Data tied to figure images
______
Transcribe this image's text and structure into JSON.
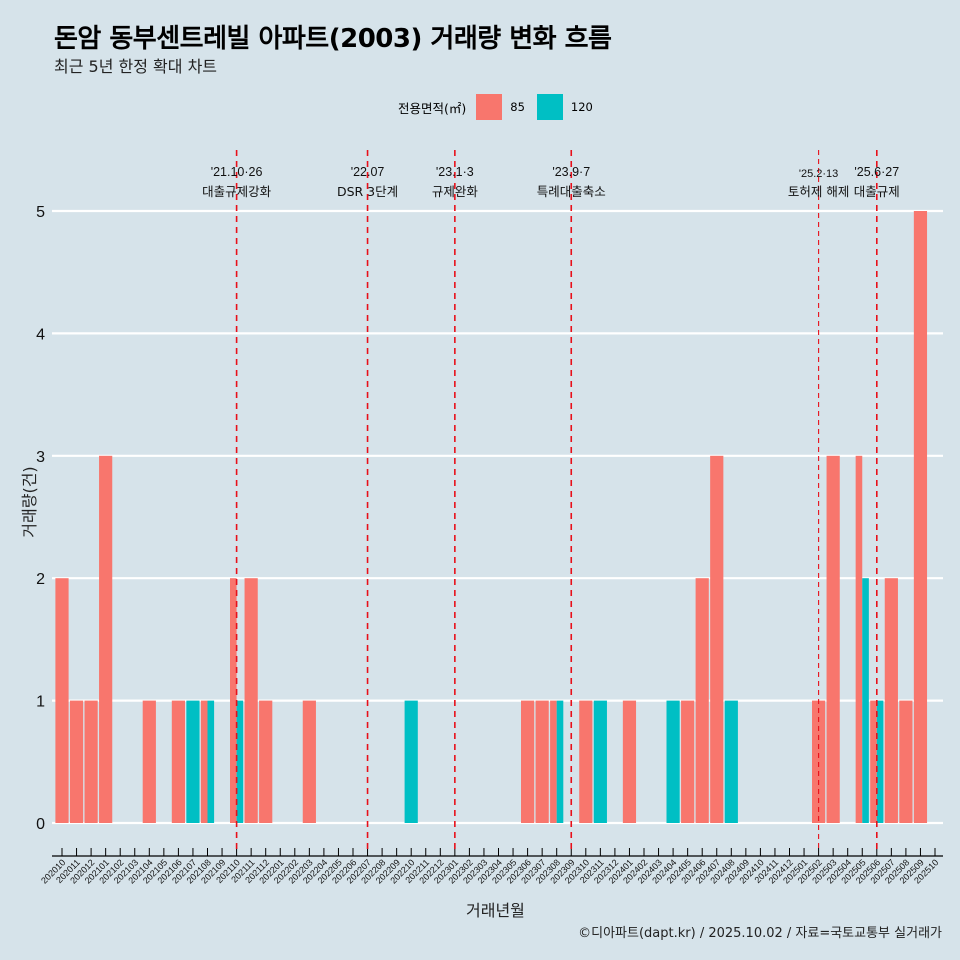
{
  "header": {
    "title": "돈암 동부센트레빌 아파트(2003) 거래량 변화 흐름",
    "subtitle": "최근 5년 한정 확대 차트"
  },
  "legend": {
    "title": "전용면적(㎡)",
    "items": [
      {
        "label": "85",
        "color": "#f8766d"
      },
      {
        "label": "120",
        "color": "#00bfc4"
      }
    ]
  },
  "caption": "©디아파트(dapt.kr) / 2025.10.02 / 자료=국토교통부 실거래가",
  "chart_data": {
    "type": "bar",
    "title": "돈암 동부센트레빌 아파트(2003) 거래량 변화 흐름",
    "subtitle": "최근 5년 한정 확대 차트",
    "xlabel": "거래년월",
    "ylabel": "거래량(건)",
    "ylim": [
      0,
      5
    ],
    "yticks": [
      0,
      1,
      2,
      3,
      4,
      5
    ],
    "grid": true,
    "legend_position": "top",
    "categories": [
      "202010",
      "202011",
      "202012",
      "202101",
      "202102",
      "202103",
      "202104",
      "202105",
      "202106",
      "202107",
      "202108",
      "202109",
      "202110",
      "202111",
      "202112",
      "202201",
      "202202",
      "202203",
      "202204",
      "202205",
      "202206",
      "202207",
      "202208",
      "202209",
      "202210",
      "202211",
      "202212",
      "202301",
      "202302",
      "202303",
      "202304",
      "202305",
      "202306",
      "202307",
      "202308",
      "202309",
      "202310",
      "202311",
      "202312",
      "202401",
      "202402",
      "202403",
      "202404",
      "202405",
      "202406",
      "202407",
      "202408",
      "202409",
      "202410",
      "202411",
      "202412",
      "202501",
      "202502",
      "202503",
      "202504",
      "202505",
      "202506",
      "202507",
      "202508",
      "202509",
      "202510"
    ],
    "series": [
      {
        "name": "85",
        "color": "#f8766d",
        "values": [
          2,
          1,
          1,
          3,
          0,
          0,
          1,
          0,
          1,
          0,
          1,
          0,
          2,
          2,
          1,
          0,
          0,
          1,
          0,
          0,
          0,
          0,
          0,
          0,
          0,
          0,
          0,
          0,
          0,
          0,
          0,
          0,
          1,
          1,
          1,
          0,
          1,
          0,
          0,
          1,
          0,
          0,
          0,
          1,
          2,
          3,
          0,
          0,
          0,
          0,
          0,
          0,
          1,
          3,
          0,
          3,
          1,
          2,
          1,
          5,
          0
        ]
      },
      {
        "name": "120",
        "color": "#00bfc4",
        "values": [
          0,
          0,
          0,
          0,
          0,
          0,
          0,
          0,
          0,
          1,
          1,
          0,
          1,
          0,
          0,
          0,
          0,
          0,
          0,
          0,
          0,
          0,
          0,
          0,
          1,
          0,
          0,
          0,
          0,
          0,
          0,
          0,
          0,
          0,
          1,
          0,
          0,
          1,
          0,
          0,
          0,
          0,
          1,
          0,
          0,
          0,
          1,
          0,
          0,
          0,
          0,
          0,
          0,
          0,
          0,
          2,
          1,
          0,
          0,
          0,
          0
        ]
      }
    ],
    "annotations": [
      {
        "at": "202110",
        "date": "'21.10·26",
        "label": "대출규제강화",
        "style": "normal"
      },
      {
        "at": "202207",
        "date": "'22.07",
        "label": "DSR 3단계",
        "style": "normal"
      },
      {
        "at": "202301",
        "date": "'23.1·3",
        "label": "규제완화",
        "style": "normal"
      },
      {
        "at": "202309",
        "date": "'23.9·7",
        "label": "특례대출축소",
        "style": "normal"
      },
      {
        "at": "202502",
        "date": "'25.2·13",
        "label": "토허제 해제",
        "style": "thin"
      },
      {
        "at": "202506",
        "date": "'25.6·27",
        "label": "대출규제",
        "style": "normal"
      }
    ],
    "reference_line_color": "#e8101a"
  }
}
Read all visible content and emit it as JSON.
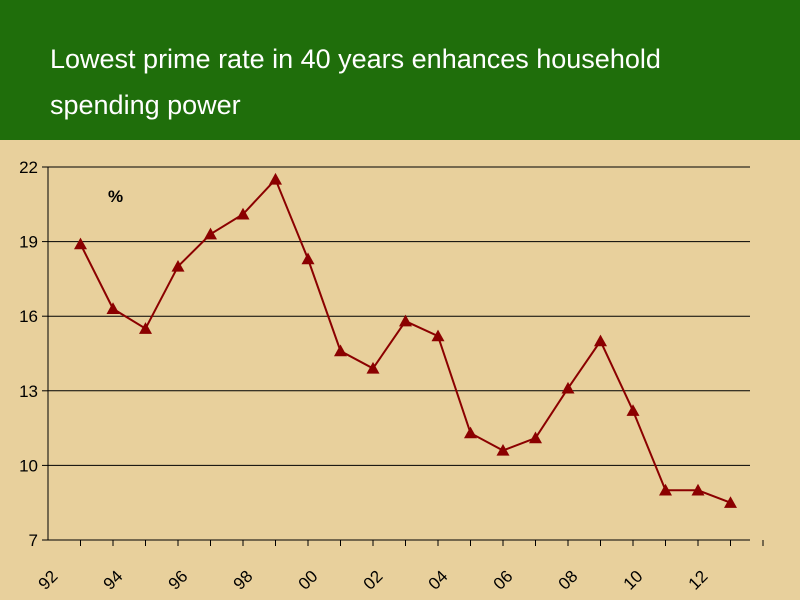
{
  "colors": {
    "header_bg": "#1f6e0b",
    "plot_bg": "#e8d09c",
    "series": "#8b0000",
    "grid": "#000000"
  },
  "chart_data": {
    "type": "line",
    "title": "Lowest prime rate in 40 years enhances household spending power",
    "ylabel": "%",
    "xlabel": "",
    "ylim": [
      7,
      22
    ],
    "yticks": [
      7,
      10,
      13,
      16,
      19,
      22
    ],
    "xtick_labels": [
      "92",
      "94",
      "96",
      "98",
      "00",
      "02",
      "04",
      "06",
      "08",
      "10",
      "12"
    ],
    "grid": "horizontal",
    "marker": "triangle",
    "series": [
      {
        "x": [
          1993,
          1994,
          1995,
          1996,
          1997,
          1998,
          1999,
          2000,
          2001,
          2002,
          2003,
          2004,
          2005,
          2006,
          2007,
          2008,
          2009,
          2010,
          2011,
          2012,
          2013
        ],
        "values": [
          18.9,
          16.3,
          15.5,
          18.0,
          19.3,
          20.1,
          21.5,
          18.3,
          14.6,
          13.9,
          15.8,
          15.2,
          11.3,
          10.6,
          11.1,
          13.1,
          15.0,
          12.2,
          9.0,
          9.0,
          8.5
        ]
      }
    ]
  }
}
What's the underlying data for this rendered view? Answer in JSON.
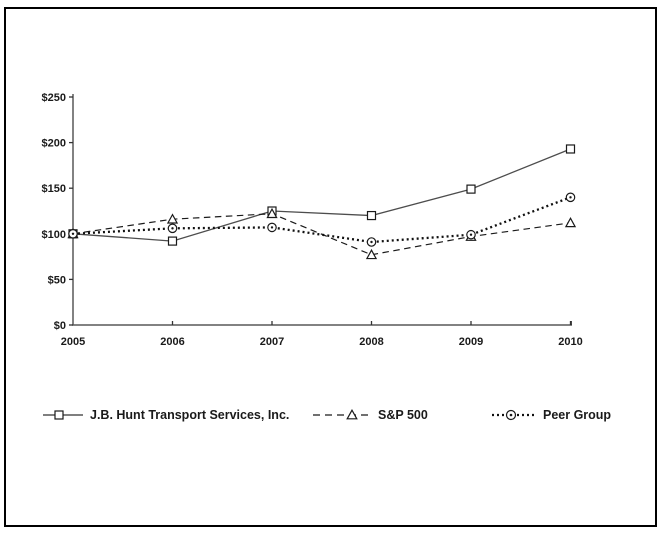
{
  "page": {
    "background_color": "#ffffff",
    "frame_border_color": "#000000"
  },
  "chart_data": {
    "type": "line",
    "title": "",
    "xlabel": "",
    "ylabel": "",
    "x": [
      2005,
      2006,
      2007,
      2008,
      2009,
      2010
    ],
    "xtick_labels": [
      "2005",
      "2006",
      "2007",
      "2008",
      "2009",
      "2010"
    ],
    "ytick_labels": [
      "$0",
      "$50",
      "$100",
      "$150",
      "$200",
      "$250"
    ],
    "ylim": [
      0,
      250
    ],
    "ytick_step": 50,
    "grid": false,
    "legend_position": "bottom",
    "axis_color": "#595959",
    "tick_color": "#333333",
    "text_color": "#1a1a1a",
    "series": [
      {
        "name": "J.B. Hunt Transport Services, Inc.",
        "marker": "open-square",
        "line_style": "solid",
        "color": "#4d4d4d",
        "values": [
          100,
          92,
          125,
          120,
          149,
          193
        ]
      },
      {
        "name": "S&P 500",
        "marker": "open-triangle",
        "line_style": "dashed",
        "color": "#1a1a1a",
        "values": [
          100,
          116,
          122,
          77,
          97,
          112
        ]
      },
      {
        "name": "Peer Group",
        "marker": "circle-dot",
        "line_style": "dotted",
        "color": "#111111",
        "values": [
          100,
          106,
          107,
          91,
          99,
          140
        ]
      }
    ]
  }
}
______
Task description:
Give every line above again exactly, with no pictures.

Expected answer:
Transcribe this image's text and structure into JSON.
{
  "header": {
    "title": "돈암 동부센트레빌 아파트(2003) 거래량 변화 흐름",
    "subtitle": "최근 5년 한정 확대 차트"
  },
  "legend": {
    "title": "전용면적(㎡)",
    "items": [
      {
        "label": "85",
        "color": "#f8766d"
      },
      {
        "label": "120",
        "color": "#00bfc4"
      }
    ]
  },
  "caption": "©디아파트(dapt.kr) / 2025.10.02 / 자료=국토교통부 실거래가",
  "chart_data": {
    "type": "bar",
    "title": "돈암 동부센트레빌 아파트(2003) 거래량 변화 흐름",
    "subtitle": "최근 5년 한정 확대 차트",
    "xlabel": "거래년월",
    "ylabel": "거래량(건)",
    "ylim": [
      0,
      5
    ],
    "yticks": [
      0,
      1,
      2,
      3,
      4,
      5
    ],
    "grid": true,
    "legend_position": "top",
    "categories": [
      "202010",
      "202011",
      "202012",
      "202101",
      "202102",
      "202103",
      "202104",
      "202105",
      "202106",
      "202107",
      "202108",
      "202109",
      "202110",
      "202111",
      "202112",
      "202201",
      "202202",
      "202203",
      "202204",
      "202205",
      "202206",
      "202207",
      "202208",
      "202209",
      "202210",
      "202211",
      "202212",
      "202301",
      "202302",
      "202303",
      "202304",
      "202305",
      "202306",
      "202307",
      "202308",
      "202309",
      "202310",
      "202311",
      "202312",
      "202401",
      "202402",
      "202403",
      "202404",
      "202405",
      "202406",
      "202407",
      "202408",
      "202409",
      "202410",
      "202411",
      "202412",
      "202501",
      "202502",
      "202503",
      "202504",
      "202505",
      "202506",
      "202507",
      "202508",
      "202509",
      "202510"
    ],
    "series": [
      {
        "name": "85",
        "color": "#f8766d",
        "values": [
          2,
          1,
          1,
          3,
          0,
          0,
          1,
          0,
          1,
          0,
          1,
          0,
          2,
          2,
          1,
          0,
          0,
          1,
          0,
          0,
          0,
          0,
          0,
          0,
          0,
          0,
          0,
          0,
          0,
          0,
          0,
          0,
          1,
          1,
          1,
          0,
          1,
          0,
          0,
          1,
          0,
          0,
          0,
          1,
          2,
          3,
          0,
          0,
          0,
          0,
          0,
          0,
          1,
          3,
          0,
          3,
          1,
          2,
          1,
          5,
          0
        ]
      },
      {
        "name": "120",
        "color": "#00bfc4",
        "values": [
          0,
          0,
          0,
          0,
          0,
          0,
          0,
          0,
          0,
          1,
          1,
          0,
          1,
          0,
          0,
          0,
          0,
          0,
          0,
          0,
          0,
          0,
          0,
          0,
          1,
          0,
          0,
          0,
          0,
          0,
          0,
          0,
          0,
          0,
          1,
          0,
          0,
          1,
          0,
          0,
          0,
          0,
          1,
          0,
          0,
          0,
          1,
          0,
          0,
          0,
          0,
          0,
          0,
          0,
          0,
          2,
          1,
          0,
          0,
          0,
          0
        ]
      }
    ],
    "annotations": [
      {
        "at": "202110",
        "date": "'21.10·26",
        "label": "대출규제강화",
        "style": "normal"
      },
      {
        "at": "202207",
        "date": "'22.07",
        "label": "DSR 3단계",
        "style": "normal"
      },
      {
        "at": "202301",
        "date": "'23.1·3",
        "label": "규제완화",
        "style": "normal"
      },
      {
        "at": "202309",
        "date": "'23.9·7",
        "label": "특례대출축소",
        "style": "normal"
      },
      {
        "at": "202502",
        "date": "'25.2·13",
        "label": "토허제 해제",
        "style": "thin"
      },
      {
        "at": "202506",
        "date": "'25.6·27",
        "label": "대출규제",
        "style": "normal"
      }
    ],
    "reference_line_color": "#e8101a"
  }
}
Read all visible content and emit it as JSON.
{
  "colors": {
    "header_bg": "#1f6e0b",
    "plot_bg": "#e8d09c",
    "series": "#8b0000",
    "grid": "#000000"
  },
  "chart_data": {
    "type": "line",
    "title": "Lowest prime rate in 40 years enhances household spending power",
    "ylabel": "%",
    "xlabel": "",
    "ylim": [
      7,
      22
    ],
    "yticks": [
      7,
      10,
      13,
      16,
      19,
      22
    ],
    "xtick_labels": [
      "92",
      "94",
      "96",
      "98",
      "00",
      "02",
      "04",
      "06",
      "08",
      "10",
      "12"
    ],
    "grid": "horizontal",
    "marker": "triangle",
    "series": [
      {
        "x": [
          1993,
          1994,
          1995,
          1996,
          1997,
          1998,
          1999,
          2000,
          2001,
          2002,
          2003,
          2004,
          2005,
          2006,
          2007,
          2008,
          2009,
          2010,
          2011,
          2012,
          2013
        ],
        "values": [
          18.9,
          16.3,
          15.5,
          18.0,
          19.3,
          20.1,
          21.5,
          18.3,
          14.6,
          13.9,
          15.8,
          15.2,
          11.3,
          10.6,
          11.1,
          13.1,
          15.0,
          12.2,
          9.0,
          9.0,
          8.5
        ]
      }
    ]
  }
}
What's the underlying data for this rendered view? Answer in JSON.
{
  "page": {
    "background_color": "#ffffff",
    "frame_border_color": "#000000"
  },
  "chart_data": {
    "type": "line",
    "title": "",
    "xlabel": "",
    "ylabel": "",
    "x": [
      2005,
      2006,
      2007,
      2008,
      2009,
      2010
    ],
    "xtick_labels": [
      "2005",
      "2006",
      "2007",
      "2008",
      "2009",
      "2010"
    ],
    "ytick_labels": [
      "$0",
      "$50",
      "$100",
      "$150",
      "$200",
      "$250"
    ],
    "ylim": [
      0,
      250
    ],
    "ytick_step": 50,
    "grid": false,
    "legend_position": "bottom",
    "axis_color": "#595959",
    "tick_color": "#333333",
    "text_color": "#1a1a1a",
    "series": [
      {
        "name": "J.B. Hunt Transport Services, Inc.",
        "marker": "open-square",
        "line_style": "solid",
        "color": "#4d4d4d",
        "values": [
          100,
          92,
          125,
          120,
          149,
          193
        ]
      },
      {
        "name": "S&P 500",
        "marker": "open-triangle",
        "line_style": "dashed",
        "color": "#1a1a1a",
        "values": [
          100,
          116,
          122,
          77,
          97,
          112
        ]
      },
      {
        "name": "Peer Group",
        "marker": "circle-dot",
        "line_style": "dotted",
        "color": "#111111",
        "values": [
          100,
          106,
          107,
          91,
          99,
          140
        ]
      }
    ]
  }
}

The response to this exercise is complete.